PROBLEM TO WORK ON
Identify and pull out each line of the entries in which "screenshot" occurs.

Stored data
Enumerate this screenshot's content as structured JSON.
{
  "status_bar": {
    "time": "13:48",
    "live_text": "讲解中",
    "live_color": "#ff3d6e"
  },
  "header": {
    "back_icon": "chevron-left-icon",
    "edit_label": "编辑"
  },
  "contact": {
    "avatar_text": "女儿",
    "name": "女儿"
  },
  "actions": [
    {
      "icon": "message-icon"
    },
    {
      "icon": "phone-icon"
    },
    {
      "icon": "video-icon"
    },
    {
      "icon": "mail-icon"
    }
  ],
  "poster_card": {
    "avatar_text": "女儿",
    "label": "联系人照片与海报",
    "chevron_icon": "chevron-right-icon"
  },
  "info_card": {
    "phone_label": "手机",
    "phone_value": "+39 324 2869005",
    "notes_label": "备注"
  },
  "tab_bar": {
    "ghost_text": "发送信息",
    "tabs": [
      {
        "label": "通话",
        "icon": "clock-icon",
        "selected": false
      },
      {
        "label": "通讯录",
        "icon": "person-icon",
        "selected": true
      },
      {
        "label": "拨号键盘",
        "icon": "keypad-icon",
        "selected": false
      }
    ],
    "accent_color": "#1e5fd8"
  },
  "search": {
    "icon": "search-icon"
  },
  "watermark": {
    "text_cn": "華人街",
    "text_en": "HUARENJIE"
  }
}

--

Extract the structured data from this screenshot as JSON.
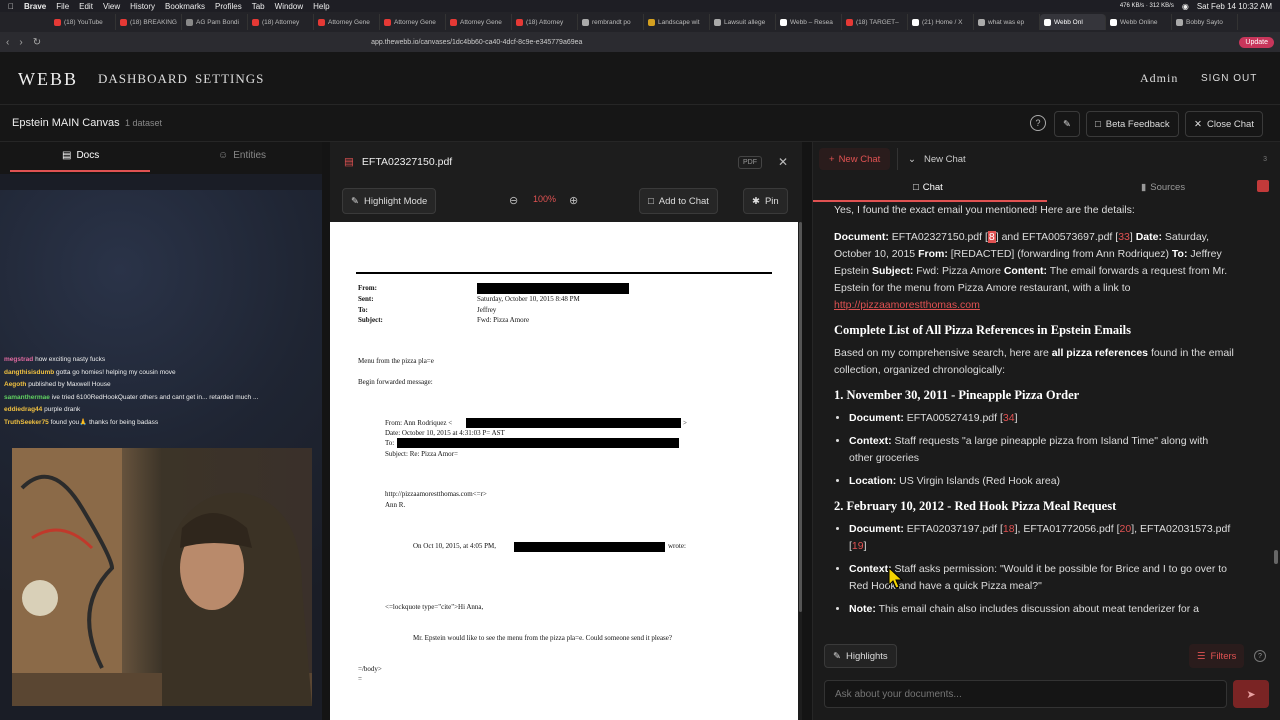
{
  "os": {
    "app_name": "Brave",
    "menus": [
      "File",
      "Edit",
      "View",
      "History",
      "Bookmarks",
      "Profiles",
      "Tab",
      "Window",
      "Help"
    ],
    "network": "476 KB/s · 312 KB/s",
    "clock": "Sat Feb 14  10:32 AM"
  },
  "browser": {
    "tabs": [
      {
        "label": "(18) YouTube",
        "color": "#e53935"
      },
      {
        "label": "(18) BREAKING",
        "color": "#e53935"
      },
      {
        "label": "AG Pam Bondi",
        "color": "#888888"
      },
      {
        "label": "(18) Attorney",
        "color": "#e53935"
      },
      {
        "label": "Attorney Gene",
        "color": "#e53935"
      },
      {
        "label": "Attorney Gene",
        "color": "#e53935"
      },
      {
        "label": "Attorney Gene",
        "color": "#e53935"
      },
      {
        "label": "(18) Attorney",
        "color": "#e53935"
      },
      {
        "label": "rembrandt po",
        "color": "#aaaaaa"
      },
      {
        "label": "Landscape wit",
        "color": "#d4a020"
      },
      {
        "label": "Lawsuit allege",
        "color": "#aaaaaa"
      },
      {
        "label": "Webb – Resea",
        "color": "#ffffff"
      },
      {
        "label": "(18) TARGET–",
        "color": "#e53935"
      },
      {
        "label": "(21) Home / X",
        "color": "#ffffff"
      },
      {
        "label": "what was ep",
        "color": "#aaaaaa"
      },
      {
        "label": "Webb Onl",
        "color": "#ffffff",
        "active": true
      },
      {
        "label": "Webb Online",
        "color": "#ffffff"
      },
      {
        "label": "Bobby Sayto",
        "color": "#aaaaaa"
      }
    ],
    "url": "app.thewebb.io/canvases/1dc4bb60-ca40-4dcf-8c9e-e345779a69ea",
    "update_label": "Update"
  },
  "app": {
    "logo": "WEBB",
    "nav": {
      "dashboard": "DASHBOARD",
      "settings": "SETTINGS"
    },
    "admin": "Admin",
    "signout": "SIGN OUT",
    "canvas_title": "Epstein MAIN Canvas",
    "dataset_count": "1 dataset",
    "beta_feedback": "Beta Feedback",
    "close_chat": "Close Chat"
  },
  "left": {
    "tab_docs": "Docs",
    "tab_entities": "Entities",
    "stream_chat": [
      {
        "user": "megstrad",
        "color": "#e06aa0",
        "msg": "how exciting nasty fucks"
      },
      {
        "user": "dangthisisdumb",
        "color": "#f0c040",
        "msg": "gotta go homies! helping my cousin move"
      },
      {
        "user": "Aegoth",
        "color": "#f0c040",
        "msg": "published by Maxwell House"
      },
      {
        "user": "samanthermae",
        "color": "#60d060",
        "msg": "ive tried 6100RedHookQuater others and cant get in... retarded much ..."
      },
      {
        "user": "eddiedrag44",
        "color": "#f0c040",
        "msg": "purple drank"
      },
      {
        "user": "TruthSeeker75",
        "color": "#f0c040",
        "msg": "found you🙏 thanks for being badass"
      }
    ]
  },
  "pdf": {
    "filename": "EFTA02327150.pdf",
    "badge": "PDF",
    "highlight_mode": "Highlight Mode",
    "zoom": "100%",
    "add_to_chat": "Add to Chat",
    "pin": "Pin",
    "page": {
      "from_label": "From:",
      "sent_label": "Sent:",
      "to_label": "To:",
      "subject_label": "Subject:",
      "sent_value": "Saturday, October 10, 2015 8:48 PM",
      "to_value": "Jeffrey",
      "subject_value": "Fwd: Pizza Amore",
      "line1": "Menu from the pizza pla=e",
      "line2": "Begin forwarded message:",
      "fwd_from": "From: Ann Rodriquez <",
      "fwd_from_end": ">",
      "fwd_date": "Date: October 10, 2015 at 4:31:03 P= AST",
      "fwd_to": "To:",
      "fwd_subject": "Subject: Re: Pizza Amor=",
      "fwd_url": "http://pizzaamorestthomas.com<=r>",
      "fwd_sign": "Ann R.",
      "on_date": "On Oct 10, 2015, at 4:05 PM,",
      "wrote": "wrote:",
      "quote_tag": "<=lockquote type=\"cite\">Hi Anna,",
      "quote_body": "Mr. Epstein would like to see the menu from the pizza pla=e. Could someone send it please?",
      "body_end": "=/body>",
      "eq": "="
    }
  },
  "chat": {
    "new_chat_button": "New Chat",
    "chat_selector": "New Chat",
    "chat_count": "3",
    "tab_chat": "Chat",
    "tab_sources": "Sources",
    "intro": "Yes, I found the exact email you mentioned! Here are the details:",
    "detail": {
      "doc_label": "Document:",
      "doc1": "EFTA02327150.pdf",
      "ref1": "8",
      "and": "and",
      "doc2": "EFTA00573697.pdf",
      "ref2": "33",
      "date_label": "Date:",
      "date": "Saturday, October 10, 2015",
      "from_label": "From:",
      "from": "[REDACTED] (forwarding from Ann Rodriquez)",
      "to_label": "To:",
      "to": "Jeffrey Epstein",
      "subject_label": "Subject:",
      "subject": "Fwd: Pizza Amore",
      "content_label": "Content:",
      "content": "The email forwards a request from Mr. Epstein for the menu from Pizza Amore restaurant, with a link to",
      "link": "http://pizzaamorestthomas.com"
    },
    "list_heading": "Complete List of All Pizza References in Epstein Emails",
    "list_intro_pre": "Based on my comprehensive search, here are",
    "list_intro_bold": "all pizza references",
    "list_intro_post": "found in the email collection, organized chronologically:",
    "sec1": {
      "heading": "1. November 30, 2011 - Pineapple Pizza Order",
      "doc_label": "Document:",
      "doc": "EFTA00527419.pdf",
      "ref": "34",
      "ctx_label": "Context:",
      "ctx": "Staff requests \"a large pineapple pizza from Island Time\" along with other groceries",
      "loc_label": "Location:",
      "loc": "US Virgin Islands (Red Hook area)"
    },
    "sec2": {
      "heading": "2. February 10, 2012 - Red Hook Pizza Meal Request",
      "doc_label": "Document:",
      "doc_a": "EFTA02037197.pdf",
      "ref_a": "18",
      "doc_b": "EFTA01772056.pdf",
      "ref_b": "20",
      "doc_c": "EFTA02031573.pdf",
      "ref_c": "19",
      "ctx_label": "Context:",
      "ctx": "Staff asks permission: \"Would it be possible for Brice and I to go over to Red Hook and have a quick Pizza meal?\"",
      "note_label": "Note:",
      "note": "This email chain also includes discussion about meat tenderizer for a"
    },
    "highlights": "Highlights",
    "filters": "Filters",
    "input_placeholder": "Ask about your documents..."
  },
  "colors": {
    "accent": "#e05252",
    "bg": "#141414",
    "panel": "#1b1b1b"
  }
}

TASK RESULT
Enumerate this screenshot's content as structured JSON.
Extract the structured data from this screenshot as JSON.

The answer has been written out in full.